What is required
Of the lines in these entries, how many contain the string "ylabel"? Give the number and nothing else.

── Extracted information ──

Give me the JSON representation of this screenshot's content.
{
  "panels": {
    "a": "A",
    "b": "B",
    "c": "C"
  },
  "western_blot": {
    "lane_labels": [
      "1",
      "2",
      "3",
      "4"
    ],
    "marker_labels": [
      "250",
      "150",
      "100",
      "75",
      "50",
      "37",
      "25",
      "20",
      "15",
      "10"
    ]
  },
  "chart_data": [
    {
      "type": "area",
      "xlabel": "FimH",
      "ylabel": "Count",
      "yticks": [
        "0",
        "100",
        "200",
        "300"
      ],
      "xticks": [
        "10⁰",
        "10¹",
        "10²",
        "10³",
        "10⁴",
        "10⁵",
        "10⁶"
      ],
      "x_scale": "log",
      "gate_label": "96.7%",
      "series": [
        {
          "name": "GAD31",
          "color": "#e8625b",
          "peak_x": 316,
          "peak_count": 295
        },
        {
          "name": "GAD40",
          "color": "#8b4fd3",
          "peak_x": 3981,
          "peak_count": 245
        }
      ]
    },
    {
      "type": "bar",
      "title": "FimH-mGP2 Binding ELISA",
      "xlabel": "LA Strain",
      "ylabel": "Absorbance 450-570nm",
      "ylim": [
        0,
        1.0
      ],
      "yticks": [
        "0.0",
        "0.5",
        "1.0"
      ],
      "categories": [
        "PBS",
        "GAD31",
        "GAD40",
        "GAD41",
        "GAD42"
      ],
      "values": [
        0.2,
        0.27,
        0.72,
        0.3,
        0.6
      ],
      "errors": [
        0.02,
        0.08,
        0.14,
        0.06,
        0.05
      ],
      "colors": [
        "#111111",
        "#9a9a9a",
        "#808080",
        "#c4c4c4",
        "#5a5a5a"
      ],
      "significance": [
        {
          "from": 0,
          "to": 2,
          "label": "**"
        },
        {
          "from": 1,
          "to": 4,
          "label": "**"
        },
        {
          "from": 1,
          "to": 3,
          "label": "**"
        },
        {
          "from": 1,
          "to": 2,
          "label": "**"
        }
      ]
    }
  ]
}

───

Task response
2